Your instructions:
Skip the pictures and quote all of the lines exactly.
===============
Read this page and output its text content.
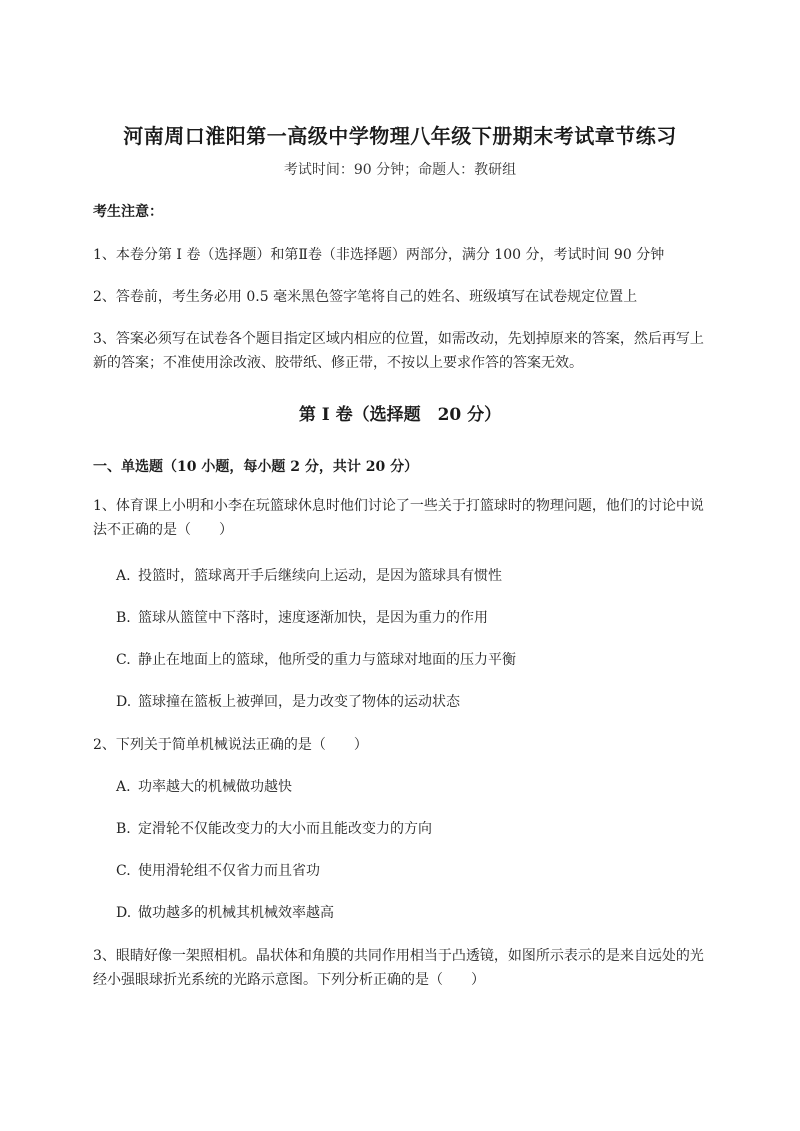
河南周口淮阳第一高级中学物理八年级下册期末考试章节练习
考试时间：90 分钟；命题人：教研组
考生注意：
1、本卷分第 I 卷（选择题）和第Ⅱ卷（非选择题）两部分，满分 100 分，考试时间 90 分钟
2、答卷前，考生务必用 0.5 毫米黑色签字笔将自己的姓名、班级填写在试卷规定位置上
3、答案必须写在试卷各个题目指定区域内相应的位置，如需改动，先划掉原来的答案，然后再写上新的答案；不准使用涂改液、胶带纸、修正带，不按以上要求作答的答案无效。
第 I 卷（选择题　20 分）
一、单选题（10 小题，每小题 2 分，共计 20 分）
1、体育课上小明和小李在玩篮球休息时他们讨论了一些关于打篮球时的物理问题，他们的讨论中说法不正确的是（　　）
A. 投篮时，篮球离开手后继续向上运动，是因为篮球具有惯性
B. 篮球从篮筐中下落时，速度逐渐加快，是因为重力的作用
C. 静止在地面上的篮球，他所受的重力与篮球对地面的压力平衡
D. 篮球撞在篮板上被弹回，是力改变了物体的运动状态
2、下列关于简单机械说法正确的是（　　）
A. 功率越大的机械做功越快
B. 定滑轮不仅能改变力的大小而且能改变力的方向
C. 使用滑轮组不仅省力而且省功
D. 做功越多的机械其机械效率越高
3、眼睛好像一架照相机。晶状体和角膜的共同作用相当于凸透镜，如图所示表示的是来自远处的光经小强眼球折光系统的光路示意图。下列分析正确的是（　　）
===============
Task answer:
Read this page and output its text content.
河南周口淮阳第一高级中学物理八年级下册期末考试章节练习
考试时间：90 分钟；命题人：教研组
考生注意：
1、本卷分第 I 卷（选择题）和第Ⅱ卷（非选择题）两部分，满分 100 分，考试时间 90 分钟
2、答卷前，考生务必用 0.5 毫米黑色签字笔将自己的姓名、班级填写在试卷规定位置上
3、答案必须写在试卷各个题目指定区域内相应的位置，如需改动，先划掉原来的答案，然后再写上新的答案；不准使用涂改液、胶带纸、修正带，不按以上要求作答的答案无效。
第 I 卷（选择题　20 分）
一、单选题（10 小题，每小题 2 分，共计 20 分）
1、体育课上小明和小李在玩篮球休息时他们讨论了一些关于打篮球时的物理问题，他们的讨论中说法不正确的是（　　）
A. 投篮时，篮球离开手后继续向上运动，是因为篮球具有惯性
B. 篮球从篮筐中下落时，速度逐渐加快，是因为重力的作用
C. 静止在地面上的篮球，他所受的重力与篮球对地面的压力平衡
D. 篮球撞在篮板上被弹回，是力改变了物体的运动状态
2、下列关于简单机械说法正确的是（　　）
A. 功率越大的机械做功越快
B. 定滑轮不仅能改变力的大小而且能改变力的方向
C. 使用滑轮组不仅省力而且省功
D. 做功越多的机械其机械效率越高
3、眼睛好像一架照相机。晶状体和角膜的共同作用相当于凸透镜，如图所示表示的是来自远处的光经小强眼球折光系统的光路示意图。下列分析正确的是（　　）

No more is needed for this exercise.